Collected data entries:
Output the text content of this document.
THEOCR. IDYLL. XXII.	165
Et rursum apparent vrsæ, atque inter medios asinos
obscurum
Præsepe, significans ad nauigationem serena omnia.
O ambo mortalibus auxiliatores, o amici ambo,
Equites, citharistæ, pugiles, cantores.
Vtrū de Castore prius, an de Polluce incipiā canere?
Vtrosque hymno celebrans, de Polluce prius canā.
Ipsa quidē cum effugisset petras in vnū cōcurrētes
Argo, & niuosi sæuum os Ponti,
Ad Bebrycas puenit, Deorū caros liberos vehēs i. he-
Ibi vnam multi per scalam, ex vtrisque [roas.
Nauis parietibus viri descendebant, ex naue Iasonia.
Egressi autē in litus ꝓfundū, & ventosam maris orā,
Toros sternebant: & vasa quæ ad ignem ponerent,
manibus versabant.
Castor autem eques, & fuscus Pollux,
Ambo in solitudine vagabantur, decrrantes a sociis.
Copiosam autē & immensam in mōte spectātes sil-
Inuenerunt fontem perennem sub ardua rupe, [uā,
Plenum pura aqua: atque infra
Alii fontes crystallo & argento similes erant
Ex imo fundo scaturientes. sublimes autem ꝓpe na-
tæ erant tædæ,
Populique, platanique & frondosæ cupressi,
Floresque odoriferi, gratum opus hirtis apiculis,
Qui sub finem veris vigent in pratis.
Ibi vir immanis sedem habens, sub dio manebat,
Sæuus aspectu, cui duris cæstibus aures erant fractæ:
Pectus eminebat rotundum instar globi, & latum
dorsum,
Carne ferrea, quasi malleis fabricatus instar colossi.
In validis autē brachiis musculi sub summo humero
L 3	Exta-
---
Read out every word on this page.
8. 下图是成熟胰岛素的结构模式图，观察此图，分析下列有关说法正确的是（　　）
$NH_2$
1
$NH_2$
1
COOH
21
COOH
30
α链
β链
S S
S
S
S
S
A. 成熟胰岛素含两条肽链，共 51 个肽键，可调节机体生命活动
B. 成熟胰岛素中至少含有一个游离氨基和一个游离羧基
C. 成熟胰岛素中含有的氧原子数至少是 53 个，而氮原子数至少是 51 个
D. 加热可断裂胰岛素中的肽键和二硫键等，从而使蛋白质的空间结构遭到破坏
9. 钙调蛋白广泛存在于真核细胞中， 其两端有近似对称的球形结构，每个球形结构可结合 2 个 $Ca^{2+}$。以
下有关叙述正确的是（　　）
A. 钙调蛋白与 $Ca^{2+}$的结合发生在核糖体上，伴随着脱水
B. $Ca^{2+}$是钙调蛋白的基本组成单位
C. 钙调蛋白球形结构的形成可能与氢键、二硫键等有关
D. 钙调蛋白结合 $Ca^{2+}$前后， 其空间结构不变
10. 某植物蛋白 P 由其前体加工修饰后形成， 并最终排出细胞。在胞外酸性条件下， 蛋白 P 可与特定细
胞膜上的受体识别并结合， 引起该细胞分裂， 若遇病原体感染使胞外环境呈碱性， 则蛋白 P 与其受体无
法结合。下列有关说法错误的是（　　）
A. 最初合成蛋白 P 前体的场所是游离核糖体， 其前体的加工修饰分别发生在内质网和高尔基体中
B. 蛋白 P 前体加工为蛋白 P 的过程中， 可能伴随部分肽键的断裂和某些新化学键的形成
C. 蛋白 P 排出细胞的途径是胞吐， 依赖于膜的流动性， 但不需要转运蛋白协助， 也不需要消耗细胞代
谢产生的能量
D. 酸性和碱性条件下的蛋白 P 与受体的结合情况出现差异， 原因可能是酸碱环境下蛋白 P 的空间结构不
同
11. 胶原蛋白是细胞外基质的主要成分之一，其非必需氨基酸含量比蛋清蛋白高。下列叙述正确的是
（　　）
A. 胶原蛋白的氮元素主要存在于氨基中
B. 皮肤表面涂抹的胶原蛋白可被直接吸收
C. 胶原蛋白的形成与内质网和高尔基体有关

### Objective
Tally the lines holding the string "atque" and give only the count.

### Solution for this exercise
2